(Dataset excerpt)
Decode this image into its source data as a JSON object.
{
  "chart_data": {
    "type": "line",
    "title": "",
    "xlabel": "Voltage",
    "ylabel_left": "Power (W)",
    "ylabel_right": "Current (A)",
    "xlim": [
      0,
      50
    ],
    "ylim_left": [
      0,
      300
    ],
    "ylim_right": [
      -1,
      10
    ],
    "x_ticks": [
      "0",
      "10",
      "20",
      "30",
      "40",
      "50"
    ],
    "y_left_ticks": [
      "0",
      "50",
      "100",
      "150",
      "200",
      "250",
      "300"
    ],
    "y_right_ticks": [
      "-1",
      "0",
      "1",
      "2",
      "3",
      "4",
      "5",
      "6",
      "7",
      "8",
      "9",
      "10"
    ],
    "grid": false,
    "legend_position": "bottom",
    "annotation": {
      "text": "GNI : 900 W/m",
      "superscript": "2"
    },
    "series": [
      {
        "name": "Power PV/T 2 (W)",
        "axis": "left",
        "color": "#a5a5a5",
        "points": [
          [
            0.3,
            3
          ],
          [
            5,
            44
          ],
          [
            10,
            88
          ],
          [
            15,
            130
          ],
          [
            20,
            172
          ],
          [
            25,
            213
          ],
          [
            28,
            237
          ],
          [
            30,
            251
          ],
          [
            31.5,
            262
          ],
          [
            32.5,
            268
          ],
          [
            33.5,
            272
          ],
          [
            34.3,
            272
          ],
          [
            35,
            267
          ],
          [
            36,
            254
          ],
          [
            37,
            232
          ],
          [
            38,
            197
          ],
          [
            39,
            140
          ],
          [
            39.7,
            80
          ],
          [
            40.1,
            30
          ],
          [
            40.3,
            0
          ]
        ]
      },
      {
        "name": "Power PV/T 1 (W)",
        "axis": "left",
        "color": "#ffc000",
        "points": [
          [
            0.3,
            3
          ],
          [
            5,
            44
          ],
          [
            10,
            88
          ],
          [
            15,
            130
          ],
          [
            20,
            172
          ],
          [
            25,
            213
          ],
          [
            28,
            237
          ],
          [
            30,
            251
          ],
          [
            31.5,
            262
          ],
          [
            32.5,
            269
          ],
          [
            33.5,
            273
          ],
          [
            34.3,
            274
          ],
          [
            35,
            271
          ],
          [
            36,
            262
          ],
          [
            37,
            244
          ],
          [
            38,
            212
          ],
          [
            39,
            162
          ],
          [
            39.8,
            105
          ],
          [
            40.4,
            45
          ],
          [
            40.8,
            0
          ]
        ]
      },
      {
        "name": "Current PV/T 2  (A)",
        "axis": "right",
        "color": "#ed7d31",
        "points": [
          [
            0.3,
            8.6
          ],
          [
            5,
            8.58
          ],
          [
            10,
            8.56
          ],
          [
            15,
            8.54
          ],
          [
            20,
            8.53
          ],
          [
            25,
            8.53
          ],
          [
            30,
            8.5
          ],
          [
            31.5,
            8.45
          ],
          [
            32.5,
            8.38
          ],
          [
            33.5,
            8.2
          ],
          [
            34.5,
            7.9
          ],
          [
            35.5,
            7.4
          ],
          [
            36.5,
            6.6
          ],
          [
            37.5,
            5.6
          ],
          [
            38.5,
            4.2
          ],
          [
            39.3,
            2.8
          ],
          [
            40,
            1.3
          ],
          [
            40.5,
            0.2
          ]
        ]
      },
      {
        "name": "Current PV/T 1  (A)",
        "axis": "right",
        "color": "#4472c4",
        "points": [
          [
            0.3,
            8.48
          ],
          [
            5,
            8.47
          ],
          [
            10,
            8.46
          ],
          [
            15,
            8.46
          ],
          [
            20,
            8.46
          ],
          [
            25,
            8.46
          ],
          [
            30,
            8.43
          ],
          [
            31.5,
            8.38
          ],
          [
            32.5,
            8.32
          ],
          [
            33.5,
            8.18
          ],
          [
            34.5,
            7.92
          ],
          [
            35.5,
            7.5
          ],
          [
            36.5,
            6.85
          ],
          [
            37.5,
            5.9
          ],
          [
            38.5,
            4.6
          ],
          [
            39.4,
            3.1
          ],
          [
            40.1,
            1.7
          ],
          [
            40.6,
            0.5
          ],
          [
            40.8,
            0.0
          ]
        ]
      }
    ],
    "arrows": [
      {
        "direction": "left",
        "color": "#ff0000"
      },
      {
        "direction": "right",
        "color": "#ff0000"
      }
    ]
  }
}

(AIM):
Output the entries verbatim.

(WRITTEN RESPONSE):
Decode this image into its source data as a JSON object.
{
  "chart_data": {
    "type": "line",
    "title": "",
    "xlabel": "Voltage",
    "ylabel_left": "Power (W)",
    "ylabel_right": "Current (A)",
    "xlim": [
      0,
      50
    ],
    "ylim_left": [
      0,
      300
    ],
    "ylim_right": [
      -1,
      10
    ],
    "x_ticks": [
      "0",
      "10",
      "20",
      "30",
      "40",
      "50"
    ],
    "y_left_ticks": [
      "0",
      "50",
      "100",
      "150",
      "200",
      "250",
      "300"
    ],
    "y_right_ticks": [
      "-1",
      "0",
      "1",
      "2",
      "3",
      "4",
      "5",
      "6",
      "7",
      "8",
      "9",
      "10"
    ],
    "grid": false,
    "legend_position": "bottom",
    "annotation": {
      "text": "GNI : 900 W/m",
      "superscript": "2"
    },
    "series": [
      {
        "name": "Power PV/T 2 (W)",
        "axis": "left",
        "color": "#a5a5a5",
        "points": [
          [
            0.3,
            3
          ],
          [
            5,
            44
          ],
          [
            10,
            88
          ],
          [
            15,
            130
          ],
          [
            20,
            172
          ],
          [
            25,
            213
          ],
          [
            28,
            237
          ],
          [
            30,
            251
          ],
          [
            31.5,
            262
          ],
          [
            32.5,
            268
          ],
          [
            33.5,
            272
          ],
          [
            34.3,
            272
          ],
          [
            35,
            267
          ],
          [
            36,
            254
          ],
          [
            37,
            232
          ],
          [
            38,
            197
          ],
          [
            39,
            140
          ],
          [
            39.7,
            80
          ],
          [
            40.1,
            30
          ],
          [
            40.3,
            0
          ]
        ]
      },
      {
        "name": "Power PV/T 1 (W)",
        "axis": "left",
        "color": "#ffc000",
        "points": [
          [
            0.3,
            3
          ],
          [
            5,
            44
          ],
          [
            10,
            88
          ],
          [
            15,
            130
          ],
          [
            20,
            172
          ],
          [
            25,
            213
          ],
          [
            28,
            237
          ],
          [
            30,
            251
          ],
          [
            31.5,
            262
          ],
          [
            32.5,
            269
          ],
          [
            33.5,
            273
          ],
          [
            34.3,
            274
          ],
          [
            35,
            271
          ],
          [
            36,
            262
          ],
          [
            37,
            244
          ],
          [
            38,
            212
          ],
          [
            39,
            162
          ],
          [
            39.8,
            105
          ],
          [
            40.4,
            45
          ],
          [
            40.8,
            0
          ]
        ]
      },
      {
        "name": "Current PV/T 2  (A)",
        "axis": "right",
        "color": "#ed7d31",
        "points": [
          [
            0.3,
            8.6
          ],
          [
            5,
            8.58
          ],
          [
            10,
            8.56
          ],
          [
            15,
            8.54
          ],
          [
            20,
            8.53
          ],
          [
            25,
            8.53
          ],
          [
            30,
            8.5
          ],
          [
            31.5,
            8.45
          ],
          [
            32.5,
            8.38
          ],
          [
            33.5,
            8.2
          ],
          [
            34.5,
            7.9
          ],
          [
            35.5,
            7.4
          ],
          [
            36.5,
            6.6
          ],
          [
            37.5,
            5.6
          ],
          [
            38.5,
            4.2
          ],
          [
            39.3,
            2.8
          ],
          [
            40,
            1.3
          ],
          [
            40.5,
            0.2
          ]
        ]
      },
      {
        "name": "Current PV/T 1  (A)",
        "axis": "right",
        "color": "#4472c4",
        "points": [
          [
            0.3,
            8.48
          ],
          [
            5,
            8.47
          ],
          [
            10,
            8.46
          ],
          [
            15,
            8.46
          ],
          [
            20,
            8.46
          ],
          [
            25,
            8.46
          ],
          [
            30,
            8.43
          ],
          [
            31.5,
            8.38
          ],
          [
            32.5,
            8.32
          ],
          [
            33.5,
            8.18
          ],
          [
            34.5,
            7.92
          ],
          [
            35.5,
            7.5
          ],
          [
            36.5,
            6.85
          ],
          [
            37.5,
            5.9
          ],
          [
            38.5,
            4.6
          ],
          [
            39.4,
            3.1
          ],
          [
            40.1,
            1.7
          ],
          [
            40.6,
            0.5
          ],
          [
            40.8,
            0.0
          ]
        ]
      }
    ],
    "arrows": [
      {
        "direction": "left",
        "color": "#ff0000"
      },
      {
        "direction": "right",
        "color": "#ff0000"
      }
    ]
  }
}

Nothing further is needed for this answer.